THE EXERCISE — Transcribe all records exactly.

--- START ---

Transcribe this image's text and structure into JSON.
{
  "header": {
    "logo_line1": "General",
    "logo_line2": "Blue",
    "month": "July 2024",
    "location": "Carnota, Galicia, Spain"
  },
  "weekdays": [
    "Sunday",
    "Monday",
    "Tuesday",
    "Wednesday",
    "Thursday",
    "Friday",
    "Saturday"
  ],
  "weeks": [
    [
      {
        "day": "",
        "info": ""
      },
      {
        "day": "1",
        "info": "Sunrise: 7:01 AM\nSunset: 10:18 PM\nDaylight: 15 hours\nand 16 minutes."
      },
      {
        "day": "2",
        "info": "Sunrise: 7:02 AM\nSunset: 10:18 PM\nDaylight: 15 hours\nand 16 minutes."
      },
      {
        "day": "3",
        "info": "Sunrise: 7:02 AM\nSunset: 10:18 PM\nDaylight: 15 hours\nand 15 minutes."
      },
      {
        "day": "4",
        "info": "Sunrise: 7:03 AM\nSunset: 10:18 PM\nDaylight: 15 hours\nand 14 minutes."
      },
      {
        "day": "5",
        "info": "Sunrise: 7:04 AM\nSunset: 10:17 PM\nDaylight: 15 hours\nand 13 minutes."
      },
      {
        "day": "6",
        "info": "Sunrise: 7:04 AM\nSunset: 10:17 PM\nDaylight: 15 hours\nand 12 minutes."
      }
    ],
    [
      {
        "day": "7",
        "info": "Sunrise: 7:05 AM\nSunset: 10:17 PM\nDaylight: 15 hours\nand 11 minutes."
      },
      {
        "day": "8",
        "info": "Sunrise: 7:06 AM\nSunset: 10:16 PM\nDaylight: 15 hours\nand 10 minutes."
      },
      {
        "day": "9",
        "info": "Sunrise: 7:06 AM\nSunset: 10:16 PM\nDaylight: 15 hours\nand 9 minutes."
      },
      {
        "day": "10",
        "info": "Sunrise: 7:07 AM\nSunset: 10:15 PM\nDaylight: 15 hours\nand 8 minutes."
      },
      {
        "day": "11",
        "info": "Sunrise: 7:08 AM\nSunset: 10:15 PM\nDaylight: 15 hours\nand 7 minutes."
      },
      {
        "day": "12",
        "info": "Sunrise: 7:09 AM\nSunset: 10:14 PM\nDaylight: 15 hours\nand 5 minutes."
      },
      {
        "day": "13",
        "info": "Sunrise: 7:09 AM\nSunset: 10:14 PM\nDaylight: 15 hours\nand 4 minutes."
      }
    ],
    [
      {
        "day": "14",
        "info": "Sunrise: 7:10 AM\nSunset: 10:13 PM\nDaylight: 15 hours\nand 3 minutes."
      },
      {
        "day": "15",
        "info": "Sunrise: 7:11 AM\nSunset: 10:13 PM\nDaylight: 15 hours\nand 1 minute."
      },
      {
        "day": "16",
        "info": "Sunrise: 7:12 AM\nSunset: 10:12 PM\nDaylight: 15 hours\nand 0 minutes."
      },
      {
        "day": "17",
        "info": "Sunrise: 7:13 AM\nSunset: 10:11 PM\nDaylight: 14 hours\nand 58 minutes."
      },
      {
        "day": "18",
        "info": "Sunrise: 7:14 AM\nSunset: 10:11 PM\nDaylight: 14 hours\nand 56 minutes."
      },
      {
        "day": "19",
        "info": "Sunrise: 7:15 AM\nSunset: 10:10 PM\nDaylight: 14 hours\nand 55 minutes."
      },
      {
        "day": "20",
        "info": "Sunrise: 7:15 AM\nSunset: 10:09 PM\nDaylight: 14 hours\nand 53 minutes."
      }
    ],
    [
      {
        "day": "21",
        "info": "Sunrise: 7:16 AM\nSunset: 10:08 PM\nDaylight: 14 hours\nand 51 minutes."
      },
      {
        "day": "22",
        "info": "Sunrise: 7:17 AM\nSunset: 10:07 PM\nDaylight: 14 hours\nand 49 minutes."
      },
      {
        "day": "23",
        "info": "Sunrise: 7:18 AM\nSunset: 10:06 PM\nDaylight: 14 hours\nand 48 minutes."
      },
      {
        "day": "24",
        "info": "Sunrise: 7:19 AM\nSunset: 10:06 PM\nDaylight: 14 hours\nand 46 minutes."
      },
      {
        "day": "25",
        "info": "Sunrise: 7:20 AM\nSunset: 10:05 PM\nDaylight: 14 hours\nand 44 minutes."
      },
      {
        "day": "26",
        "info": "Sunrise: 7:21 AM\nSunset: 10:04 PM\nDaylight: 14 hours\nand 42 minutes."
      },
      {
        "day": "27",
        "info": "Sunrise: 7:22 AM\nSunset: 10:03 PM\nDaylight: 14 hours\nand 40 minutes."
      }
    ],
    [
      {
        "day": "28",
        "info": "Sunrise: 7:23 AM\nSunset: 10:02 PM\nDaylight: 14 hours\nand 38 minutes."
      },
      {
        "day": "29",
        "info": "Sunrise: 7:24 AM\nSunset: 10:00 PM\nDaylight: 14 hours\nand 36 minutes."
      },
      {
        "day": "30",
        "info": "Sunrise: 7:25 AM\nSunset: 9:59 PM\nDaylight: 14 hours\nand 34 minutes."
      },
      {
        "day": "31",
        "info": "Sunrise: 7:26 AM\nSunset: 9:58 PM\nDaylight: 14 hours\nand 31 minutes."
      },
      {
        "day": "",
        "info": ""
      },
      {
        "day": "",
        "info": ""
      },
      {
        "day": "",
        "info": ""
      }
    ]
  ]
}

--- END ---

RESULT —
Transcribe this image's text and structure into JSON.
{
  "header": {
    "logo_line1": "General",
    "logo_line2": "Blue",
    "month": "July 2024",
    "location": "Carnota, Galicia, Spain"
  },
  "weekdays": [
    "Sunday",
    "Monday",
    "Tuesday",
    "Wednesday",
    "Thursday",
    "Friday",
    "Saturday"
  ],
  "weeks": [
    [
      {
        "day": "",
        "info": ""
      },
      {
        "day": "1",
        "info": "Sunrise: 7:01 AM\nSunset: 10:18 PM\nDaylight: 15 hours\nand 16 minutes."
      },
      {
        "day": "2",
        "info": "Sunrise: 7:02 AM\nSunset: 10:18 PM\nDaylight: 15 hours\nand 16 minutes."
      },
      {
        "day": "3",
        "info": "Sunrise: 7:02 AM\nSunset: 10:18 PM\nDaylight: 15 hours\nand 15 minutes."
      },
      {
        "day": "4",
        "info": "Sunrise: 7:03 AM\nSunset: 10:18 PM\nDaylight: 15 hours\nand 14 minutes."
      },
      {
        "day": "5",
        "info": "Sunrise: 7:04 AM\nSunset: 10:17 PM\nDaylight: 15 hours\nand 13 minutes."
      },
      {
        "day": "6",
        "info": "Sunrise: 7:04 AM\nSunset: 10:17 PM\nDaylight: 15 hours\nand 12 minutes."
      }
    ],
    [
      {
        "day": "7",
        "info": "Sunrise: 7:05 AM\nSunset: 10:17 PM\nDaylight: 15 hours\nand 11 minutes."
      },
      {
        "day": "8",
        "info": "Sunrise: 7:06 AM\nSunset: 10:16 PM\nDaylight: 15 hours\nand 10 minutes."
      },
      {
        "day": "9",
        "info": "Sunrise: 7:06 AM\nSunset: 10:16 PM\nDaylight: 15 hours\nand 9 minutes."
      },
      {
        "day": "10",
        "info": "Sunrise: 7:07 AM\nSunset: 10:15 PM\nDaylight: 15 hours\nand 8 minutes."
      },
      {
        "day": "11",
        "info": "Sunrise: 7:08 AM\nSunset: 10:15 PM\nDaylight: 15 hours\nand 7 minutes."
      },
      {
        "day": "12",
        "info": "Sunrise: 7:09 AM\nSunset: 10:14 PM\nDaylight: 15 hours\nand 5 minutes."
      },
      {
        "day": "13",
        "info": "Sunrise: 7:09 AM\nSunset: 10:14 PM\nDaylight: 15 hours\nand 4 minutes."
      }
    ],
    [
      {
        "day": "14",
        "info": "Sunrise: 7:10 AM\nSunset: 10:13 PM\nDaylight: 15 hours\nand 3 minutes."
      },
      {
        "day": "15",
        "info": "Sunrise: 7:11 AM\nSunset: 10:13 PM\nDaylight: 15 hours\nand 1 minute."
      },
      {
        "day": "16",
        "info": "Sunrise: 7:12 AM\nSunset: 10:12 PM\nDaylight: 15 hours\nand 0 minutes."
      },
      {
        "day": "17",
        "info": "Sunrise: 7:13 AM\nSunset: 10:11 PM\nDaylight: 14 hours\nand 58 minutes."
      },
      {
        "day": "18",
        "info": "Sunrise: 7:14 AM\nSunset: 10:11 PM\nDaylight: 14 hours\nand 56 minutes."
      },
      {
        "day": "19",
        "info": "Sunrise: 7:15 AM\nSunset: 10:10 PM\nDaylight: 14 hours\nand 55 minutes."
      },
      {
        "day": "20",
        "info": "Sunrise: 7:15 AM\nSunset: 10:09 PM\nDaylight: 14 hours\nand 53 minutes."
      }
    ],
    [
      {
        "day": "21",
        "info": "Sunrise: 7:16 AM\nSunset: 10:08 PM\nDaylight: 14 hours\nand 51 minutes."
      },
      {
        "day": "22",
        "info": "Sunrise: 7:17 AM\nSunset: 10:07 PM\nDaylight: 14 hours\nand 49 minutes."
      },
      {
        "day": "23",
        "info": "Sunrise: 7:18 AM\nSunset: 10:06 PM\nDaylight: 14 hours\nand 48 minutes."
      },
      {
        "day": "24",
        "info": "Sunrise: 7:19 AM\nSunset: 10:06 PM\nDaylight: 14 hours\nand 46 minutes."
      },
      {
        "day": "25",
        "info": "Sunrise: 7:20 AM\nSunset: 10:05 PM\nDaylight: 14 hours\nand 44 minutes."
      },
      {
        "day": "26",
        "info": "Sunrise: 7:21 AM\nSunset: 10:04 PM\nDaylight: 14 hours\nand 42 minutes."
      },
      {
        "day": "27",
        "info": "Sunrise: 7:22 AM\nSunset: 10:03 PM\nDaylight: 14 hours\nand 40 minutes."
      }
    ],
    [
      {
        "day": "28",
        "info": "Sunrise: 7:23 AM\nSunset: 10:02 PM\nDaylight: 14 hours\nand 38 minutes."
      },
      {
        "day": "29",
        "info": "Sunrise: 7:24 AM\nSunset: 10:00 PM\nDaylight: 14 hours\nand 36 minutes."
      },
      {
        "day": "30",
        "info": "Sunrise: 7:25 AM\nSunset: 9:59 PM\nDaylight: 14 hours\nand 34 minutes."
      },
      {
        "day": "31",
        "info": "Sunrise: 7:26 AM\nSunset: 9:58 PM\nDaylight: 14 hours\nand 31 minutes."
      },
      {
        "day": "",
        "info": ""
      },
      {
        "day": "",
        "info": ""
      },
      {
        "day": "",
        "info": ""
      }
    ]
  ]
}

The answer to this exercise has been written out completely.